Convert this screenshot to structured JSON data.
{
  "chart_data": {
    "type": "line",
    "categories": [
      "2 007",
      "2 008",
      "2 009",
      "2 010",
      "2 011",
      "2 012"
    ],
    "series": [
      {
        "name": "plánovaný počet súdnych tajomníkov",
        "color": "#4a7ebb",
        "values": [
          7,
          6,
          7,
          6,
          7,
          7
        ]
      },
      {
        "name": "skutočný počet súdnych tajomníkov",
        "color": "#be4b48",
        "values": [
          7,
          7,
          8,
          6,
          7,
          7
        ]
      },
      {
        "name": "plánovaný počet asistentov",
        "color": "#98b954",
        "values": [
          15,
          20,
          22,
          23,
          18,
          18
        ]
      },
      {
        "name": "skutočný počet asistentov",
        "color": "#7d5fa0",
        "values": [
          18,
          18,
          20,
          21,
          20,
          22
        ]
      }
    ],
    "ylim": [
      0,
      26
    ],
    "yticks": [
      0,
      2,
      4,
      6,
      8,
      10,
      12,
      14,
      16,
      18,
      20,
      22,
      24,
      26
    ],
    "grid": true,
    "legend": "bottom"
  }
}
━━━━━━
EXERCISE BRIEF —
Write out all records exactly, keeping every detail.

THE SOLUTION —
Convert this screenshot to structured JSON data.
{
  "chart_data": {
    "type": "line",
    "categories": [
      "2 007",
      "2 008",
      "2 009",
      "2 010",
      "2 011",
      "2 012"
    ],
    "series": [
      {
        "name": "plánovaný počet súdnych tajomníkov",
        "color": "#4a7ebb",
        "values": [
          7,
          6,
          7,
          6,
          7,
          7
        ]
      },
      {
        "name": "skutočný počet súdnych tajomníkov",
        "color": "#be4b48",
        "values": [
          7,
          7,
          8,
          6,
          7,
          7
        ]
      },
      {
        "name": "plánovaný počet asistentov",
        "color": "#98b954",
        "values": [
          15,
          20,
          22,
          23,
          18,
          18
        ]
      },
      {
        "name": "skutočný počet asistentov",
        "color": "#7d5fa0",
        "values": [
          18,
          18,
          20,
          21,
          20,
          22
        ]
      }
    ],
    "ylim": [
      0,
      26
    ],
    "yticks": [
      0,
      2,
      4,
      6,
      8,
      10,
      12,
      14,
      16,
      18,
      20,
      22,
      24,
      26
    ],
    "grid": true,
    "legend": "bottom"
  }
}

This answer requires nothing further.